▸ **Data provided**
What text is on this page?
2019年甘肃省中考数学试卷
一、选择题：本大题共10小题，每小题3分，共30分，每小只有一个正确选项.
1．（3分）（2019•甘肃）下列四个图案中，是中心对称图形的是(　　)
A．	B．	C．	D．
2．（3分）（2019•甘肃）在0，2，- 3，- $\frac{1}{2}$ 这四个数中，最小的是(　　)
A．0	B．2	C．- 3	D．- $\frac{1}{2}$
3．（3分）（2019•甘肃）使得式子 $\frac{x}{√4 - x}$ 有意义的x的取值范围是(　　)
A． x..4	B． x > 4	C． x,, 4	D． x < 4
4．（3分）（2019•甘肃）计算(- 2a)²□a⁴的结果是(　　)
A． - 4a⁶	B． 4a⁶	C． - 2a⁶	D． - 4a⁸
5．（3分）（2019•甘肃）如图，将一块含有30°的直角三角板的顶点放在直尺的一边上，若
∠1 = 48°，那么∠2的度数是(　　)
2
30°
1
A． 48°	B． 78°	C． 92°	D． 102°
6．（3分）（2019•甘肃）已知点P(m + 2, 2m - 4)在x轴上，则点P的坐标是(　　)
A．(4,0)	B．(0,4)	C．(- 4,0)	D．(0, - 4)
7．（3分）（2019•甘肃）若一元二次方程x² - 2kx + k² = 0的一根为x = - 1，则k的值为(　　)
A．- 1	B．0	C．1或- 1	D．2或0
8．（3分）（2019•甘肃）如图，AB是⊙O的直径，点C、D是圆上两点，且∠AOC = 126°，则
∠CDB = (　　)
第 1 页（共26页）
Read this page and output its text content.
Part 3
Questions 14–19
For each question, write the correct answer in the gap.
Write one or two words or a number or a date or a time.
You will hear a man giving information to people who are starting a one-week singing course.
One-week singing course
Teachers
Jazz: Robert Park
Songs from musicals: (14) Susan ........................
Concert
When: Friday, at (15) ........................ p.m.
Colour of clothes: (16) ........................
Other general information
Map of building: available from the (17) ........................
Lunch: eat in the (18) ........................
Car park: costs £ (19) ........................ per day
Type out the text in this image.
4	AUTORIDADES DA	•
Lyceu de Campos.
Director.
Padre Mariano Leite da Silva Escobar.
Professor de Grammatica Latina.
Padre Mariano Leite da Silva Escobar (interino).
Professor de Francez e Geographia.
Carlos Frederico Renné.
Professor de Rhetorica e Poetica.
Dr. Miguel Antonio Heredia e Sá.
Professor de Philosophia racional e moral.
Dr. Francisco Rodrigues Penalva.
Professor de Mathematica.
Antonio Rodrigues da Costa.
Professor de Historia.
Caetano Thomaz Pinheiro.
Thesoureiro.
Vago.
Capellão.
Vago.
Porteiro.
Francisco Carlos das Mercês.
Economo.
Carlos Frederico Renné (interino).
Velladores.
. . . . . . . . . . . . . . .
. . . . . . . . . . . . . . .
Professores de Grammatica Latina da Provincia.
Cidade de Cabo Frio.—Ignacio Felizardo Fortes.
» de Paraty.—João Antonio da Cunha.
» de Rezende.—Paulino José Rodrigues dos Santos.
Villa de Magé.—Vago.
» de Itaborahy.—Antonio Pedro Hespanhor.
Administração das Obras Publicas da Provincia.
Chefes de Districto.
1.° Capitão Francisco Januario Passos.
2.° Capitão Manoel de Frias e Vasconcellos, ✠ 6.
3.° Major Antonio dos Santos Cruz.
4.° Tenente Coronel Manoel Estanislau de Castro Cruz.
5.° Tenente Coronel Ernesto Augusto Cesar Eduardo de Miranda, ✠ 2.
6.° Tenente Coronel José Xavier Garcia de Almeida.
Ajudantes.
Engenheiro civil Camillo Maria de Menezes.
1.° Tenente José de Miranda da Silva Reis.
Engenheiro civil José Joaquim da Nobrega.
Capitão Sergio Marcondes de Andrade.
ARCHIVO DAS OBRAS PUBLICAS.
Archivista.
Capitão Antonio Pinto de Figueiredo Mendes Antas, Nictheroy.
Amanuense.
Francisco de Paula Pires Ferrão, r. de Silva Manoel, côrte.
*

▸ **Short task**
Give the number of lines in the listing above that hold the string "Frederico", with nothing else.

▸ **Right answer**
2